---- INFORMATION PROVIDED

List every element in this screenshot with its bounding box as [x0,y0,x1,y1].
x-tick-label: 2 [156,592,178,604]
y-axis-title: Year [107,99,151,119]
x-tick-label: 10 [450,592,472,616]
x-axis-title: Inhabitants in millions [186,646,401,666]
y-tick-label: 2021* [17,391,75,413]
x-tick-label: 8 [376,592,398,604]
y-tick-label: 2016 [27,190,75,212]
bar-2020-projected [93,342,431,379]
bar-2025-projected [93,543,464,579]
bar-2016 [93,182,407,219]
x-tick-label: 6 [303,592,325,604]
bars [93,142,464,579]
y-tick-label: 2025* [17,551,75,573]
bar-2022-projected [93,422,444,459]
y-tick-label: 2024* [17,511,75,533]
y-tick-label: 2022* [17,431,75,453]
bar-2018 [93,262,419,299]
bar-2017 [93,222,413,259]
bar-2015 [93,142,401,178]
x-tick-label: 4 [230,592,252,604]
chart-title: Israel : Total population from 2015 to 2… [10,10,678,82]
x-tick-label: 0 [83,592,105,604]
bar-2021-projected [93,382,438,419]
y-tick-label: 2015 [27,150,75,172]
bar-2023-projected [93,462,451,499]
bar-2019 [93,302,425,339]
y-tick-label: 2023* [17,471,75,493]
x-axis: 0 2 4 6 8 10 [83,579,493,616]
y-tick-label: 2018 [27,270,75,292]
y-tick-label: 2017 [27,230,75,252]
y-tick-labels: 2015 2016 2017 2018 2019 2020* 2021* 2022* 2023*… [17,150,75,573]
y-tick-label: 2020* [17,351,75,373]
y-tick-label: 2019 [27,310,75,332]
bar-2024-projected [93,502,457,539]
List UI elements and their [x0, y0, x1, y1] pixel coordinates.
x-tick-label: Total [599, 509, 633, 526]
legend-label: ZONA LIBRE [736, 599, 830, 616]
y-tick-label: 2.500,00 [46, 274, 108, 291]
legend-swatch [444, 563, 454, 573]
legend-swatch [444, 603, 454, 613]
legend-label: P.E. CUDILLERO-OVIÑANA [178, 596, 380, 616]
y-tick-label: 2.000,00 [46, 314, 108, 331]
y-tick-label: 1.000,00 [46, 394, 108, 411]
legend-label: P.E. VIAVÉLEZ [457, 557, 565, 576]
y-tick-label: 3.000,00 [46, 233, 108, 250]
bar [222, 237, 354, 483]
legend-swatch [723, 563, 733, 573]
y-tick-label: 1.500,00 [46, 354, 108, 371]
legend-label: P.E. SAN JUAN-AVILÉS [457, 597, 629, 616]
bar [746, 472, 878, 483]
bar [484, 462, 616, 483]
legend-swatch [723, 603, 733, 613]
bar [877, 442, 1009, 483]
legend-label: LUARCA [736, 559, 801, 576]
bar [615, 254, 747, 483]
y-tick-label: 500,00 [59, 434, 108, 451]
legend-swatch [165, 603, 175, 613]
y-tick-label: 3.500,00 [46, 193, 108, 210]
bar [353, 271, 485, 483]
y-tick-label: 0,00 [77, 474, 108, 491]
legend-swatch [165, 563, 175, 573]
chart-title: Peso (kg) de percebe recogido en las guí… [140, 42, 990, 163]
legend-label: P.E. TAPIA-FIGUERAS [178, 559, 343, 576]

--------

OBJECTIVE: Render the items as a Markdown table with two columns, Row and Line, giving each line its own numbered row. Begin at the first line of the items and end with the line containing "bar-2021-projected [93,382,438,419]", including both, and omit any blank lines.

COMPLETED TASK:
| Row | Line |
|---|---|
| 1 | List every element in this screenshot with its bounding box as [x0,y0,x1,y1]. |
| 2 | x-tick-label: 2 [156,592,178,604] |
| 3 | y-axis-title: Year [107,99,151,119] |
| 4 | x-tick-label: 10 [450,592,472,616] |
| 5 | x-axis-title: Inhabitants in millions [186,646,401,666] |
| 6 | y-tick-label: 2021* [17,391,75,413] |
| 7 | x-tick-label: 8 [376,592,398,604] |
| 8 | y-tick-label: 2016 [27,190,75,212] |
| 9 | bar-2020-projected [93,342,431,379] |
| 10 | bar-2025-projected [93,543,464,579] |
| 11 | bar-2016 [93,182,407,219] |
| 12 | x-tick-label: 6 [303,592,325,604] |
| 13 | bars [93,142,464,579] |
| 14 | y-tick-label: 2025* [17,551,75,573] |
| 15 | bar-2022-projected [93,422,444,459] |
| 16 | y-tick-label: 2024* [17,511,75,533] |
| 17 | y-tick-label: 2022* [17,431,75,453] |
| 18 | bar-2018 [93,262,419,299] |
| 19 | bar-2017 [93,222,413,259] |
| 20 | bar-2015 [93,142,401,178] |
| 21 | x-tick-label: 4 [230,592,252,604] |
| 22 | chart-title: Israel : Total population from 2015 to 2… [10,10,678,82] |
| 23 | x-tick-label: 0 [83,592,105,604] |
| 24 | bar-2021-projected [93,382,438,419] |